→ DATA EXTRACT:
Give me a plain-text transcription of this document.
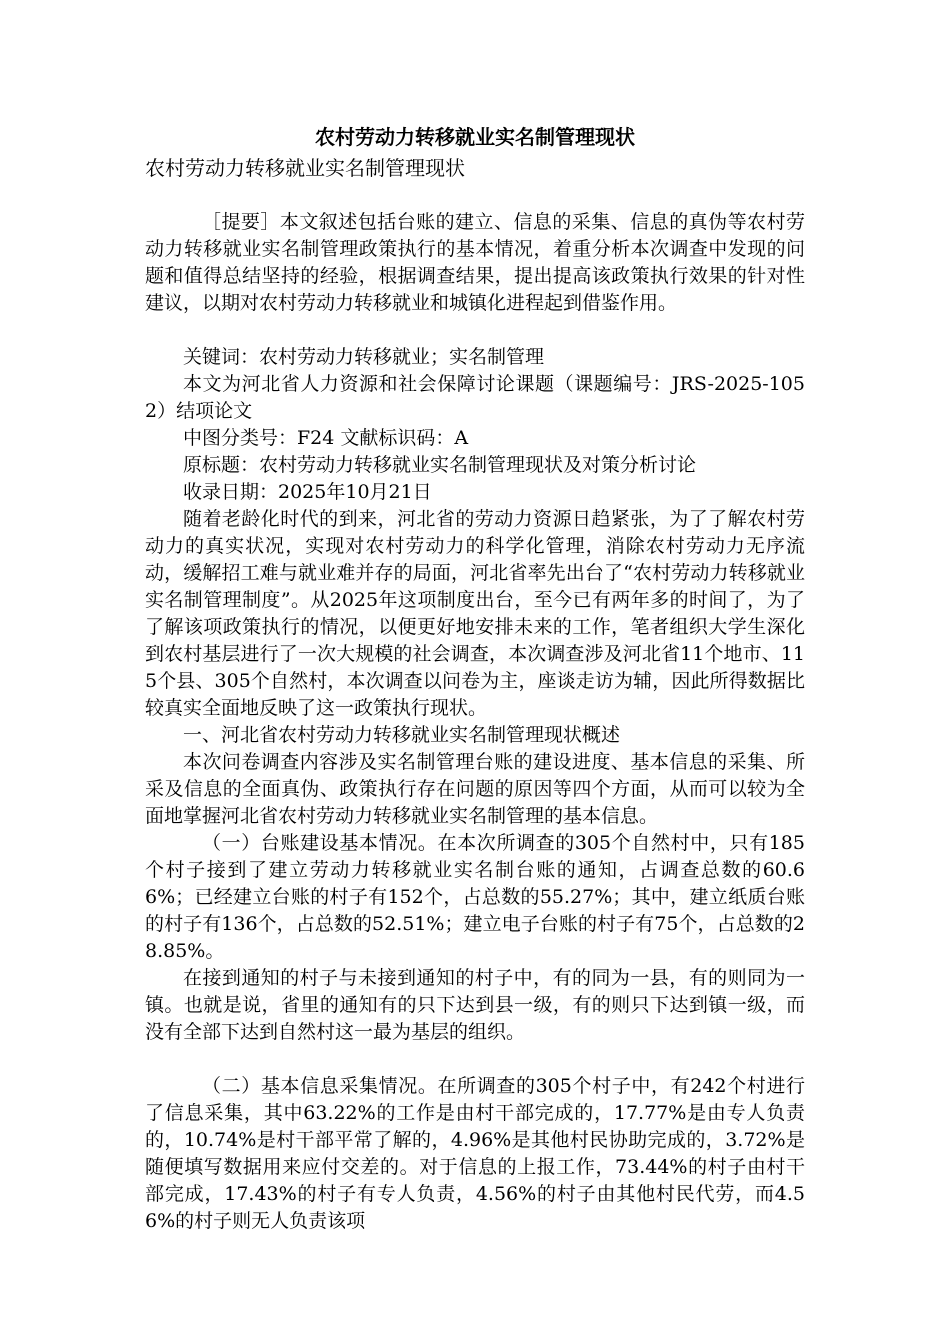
农村劳动力转移就业实名制管理现状

农村劳动力转移就业实名制管理现状

［提要］本文叙述包括台账的建立、信息的采集、信息的真伪等农村劳动力转移就业实名制管理政策执行的基本情况，着重分析本次调查中发现的问题和值得总结坚持的经验，根据调查结果，提出提高该政策执行效果的针对性建议，以期对农村劳动力转移就业和城镇化进程起到借鉴作用。

关键词：农村劳动力转移就业；实名制管理

本文为河北省人力资源和社会保障讨论课题（课题编号：JRS-2025-1052）结项论文

中图分类号：F24 文献标识码：A

原标题：农村劳动力转移就业实名制管理现状及对策分析讨论

收录日期：2025年10月21日

随着老龄化时代的到来，河北省的劳动力资源日趋紧张，为了了解农村劳动力的真实状况，实现对农村劳动力的科学化管理，消除农村劳动力无序流动，缓解招工难与就业难并存的局面，河北省率先出台了“农村劳动力转移就业实名制管理制度”。从2025年这项制度出台，至今已有两年多的时间了，为了了解该项政策执行的情况，以便更好地安排未来的工作，笔者组织大学生深化到农村基层进行了一次大规模的社会调查，本次调查涉及河北省11个地市、115个县、305个自然村，本次调查以问卷为主，座谈走访为辅，因此所得数据比较真实全面地反映了这一政策执行现状。

一、河北省农村劳动力转移就业实名制管理现状概述

本次问卷调查内容涉及实名制管理台账的建设进度、基本信息的采集、所采及信息的全面真伪、政策执行存在问题的原因等四个方面，从而可以较为全面地掌握河北省农村劳动力转移就业实名制管理的基本信息。

（一）台账建设基本情况。在本次所调查的305个自然村中，只有185个村子接到了建立劳动力转移就业实名制台账的通知，占调查总数的60.66%；已经建立台账的村子有152个，占总数的55.27%；其中，建立纸质台账的村子有136个，占总数的52.51%；建立电子台账的村子有75个，占总数的28.85%。

在接到通知的村子与未接到通知的村子中，有的同为一县，有的则同为一镇。也就是说，省里的通知有的只下达到县一级，有的则只下达到镇一级，而没有全部下达到自然村这一最为基层的组织。

（二）基本信息采集情况。在所调查的305个村子中，有242个村进行了信息采集，其中63.22%的工作是由村干部完成的，17.77%是由专人负责的，10.74%是村干部平常了解的，4.96%是其他村民协助完成的，3.72%是随便填写数据用来应付交差的。对于信息的上报工作，73.44%的村子由村干部完成，17.43%的村子有专人负责，4.56%的村子由其他村民代劳，而4.56%的村子则无人负责该项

→ WHAT YOU HAVE TO DO:
Copy the records word for word, leaving no picture in the copy.

→ EXERCISE RESPONSE:
Give me a plain-text transcription of this document.
农村劳动力转移就业实名制管理现状

农村劳动力转移就业实名制管理现状

［提要］本文叙述包括台账的建立、信息的采集、信息的真伪等农村劳动力转移就业实名制管理政策执行的基本情况，着重分析本次调查中发现的问题和值得总结坚持的经验，根据调查结果，提出提高该政策执行效果的针对性建议，以期对农村劳动力转移就业和城镇化进程起到借鉴作用。

关键词：农村劳动力转移就业；实名制管理

本文为河北省人力资源和社会保障讨论课题（课题编号：JRS-2025-1052）结项论文

中图分类号：F24 文献标识码：A

原标题：农村劳动力转移就业实名制管理现状及对策分析讨论

收录日期：2025年10月21日

随着老龄化时代的到来，河北省的劳动力资源日趋紧张，为了了解农村劳动力的真实状况，实现对农村劳动力的科学化管理，消除农村劳动力无序流动，缓解招工难与就业难并存的局面，河北省率先出台了“农村劳动力转移就业实名制管理制度”。从2025年这项制度出台，至今已有两年多的时间了，为了了解该项政策执行的情况，以便更好地安排未来的工作，笔者组织大学生深化到农村基层进行了一次大规模的社会调查，本次调查涉及河北省11个地市、115个县、305个自然村，本次调查以问卷为主，座谈走访为辅，因此所得数据比较真实全面地反映了这一政策执行现状。

一、河北省农村劳动力转移就业实名制管理现状概述

本次问卷调查内容涉及实名制管理台账的建设进度、基本信息的采集、所采及信息的全面真伪、政策执行存在问题的原因等四个方面，从而可以较为全面地掌握河北省农村劳动力转移就业实名制管理的基本信息。

（一）台账建设基本情况。在本次所调查的305个自然村中，只有185个村子接到了建立劳动力转移就业实名制台账的通知，占调查总数的60.66%；已经建立台账的村子有152个，占总数的55.27%；其中，建立纸质台账的村子有136个，占总数的52.51%；建立电子台账的村子有75个，占总数的28.85%。

在接到通知的村子与未接到通知的村子中，有的同为一县，有的则同为一镇。也就是说，省里的通知有的只下达到县一级，有的则只下达到镇一级，而没有全部下达到自然村这一最为基层的组织。

（二）基本信息采集情况。在所调查的305个村子中，有242个村进行了信息采集，其中63.22%的工作是由村干部完成的，17.77%是由专人负责的，10.74%是村干部平常了解的，4.96%是其他村民协助完成的，3.72%是随便填写数据用来应付交差的。对于信息的上报工作，73.44%的村子由村干部完成，17.43%的村子有专人负责，4.56%的村子由其他村民代劳，而4.56%的村子则无人负责该项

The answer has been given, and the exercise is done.